Recorded data
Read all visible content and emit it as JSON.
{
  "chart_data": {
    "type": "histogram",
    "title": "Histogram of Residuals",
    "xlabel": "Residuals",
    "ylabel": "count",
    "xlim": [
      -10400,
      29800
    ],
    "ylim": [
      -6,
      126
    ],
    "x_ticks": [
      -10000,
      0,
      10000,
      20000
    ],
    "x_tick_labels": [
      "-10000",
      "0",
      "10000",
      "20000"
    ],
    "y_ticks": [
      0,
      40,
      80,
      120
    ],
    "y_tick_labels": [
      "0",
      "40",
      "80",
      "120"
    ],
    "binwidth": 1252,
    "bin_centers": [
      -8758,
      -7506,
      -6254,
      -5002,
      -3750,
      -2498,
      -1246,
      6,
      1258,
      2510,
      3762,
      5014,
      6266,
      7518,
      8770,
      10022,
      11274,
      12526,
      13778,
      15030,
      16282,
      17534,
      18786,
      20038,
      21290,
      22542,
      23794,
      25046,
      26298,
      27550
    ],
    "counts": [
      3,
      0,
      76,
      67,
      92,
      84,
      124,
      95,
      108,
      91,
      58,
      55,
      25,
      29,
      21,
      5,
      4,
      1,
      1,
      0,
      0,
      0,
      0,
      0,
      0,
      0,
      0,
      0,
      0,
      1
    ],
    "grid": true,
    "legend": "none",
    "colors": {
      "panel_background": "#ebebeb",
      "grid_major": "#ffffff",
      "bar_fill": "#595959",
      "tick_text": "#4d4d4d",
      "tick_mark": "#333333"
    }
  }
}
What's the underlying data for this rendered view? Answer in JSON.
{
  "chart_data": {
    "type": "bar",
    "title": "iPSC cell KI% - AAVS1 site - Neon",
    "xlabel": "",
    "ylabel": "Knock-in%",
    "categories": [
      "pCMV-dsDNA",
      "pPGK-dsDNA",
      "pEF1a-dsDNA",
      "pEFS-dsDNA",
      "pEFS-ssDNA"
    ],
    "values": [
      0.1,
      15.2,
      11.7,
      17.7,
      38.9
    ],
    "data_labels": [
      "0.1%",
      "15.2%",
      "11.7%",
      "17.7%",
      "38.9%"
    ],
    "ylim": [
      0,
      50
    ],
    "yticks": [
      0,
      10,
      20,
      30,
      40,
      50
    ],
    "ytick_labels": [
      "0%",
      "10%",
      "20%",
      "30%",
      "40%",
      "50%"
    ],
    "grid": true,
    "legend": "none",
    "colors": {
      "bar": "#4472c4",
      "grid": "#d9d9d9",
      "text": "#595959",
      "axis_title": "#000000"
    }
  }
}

GIVEN TASK >>
Check each line of the material above for "JSON" and say how many lines contain it, giving the number alone.

EXPECTED OUTPUT >>
2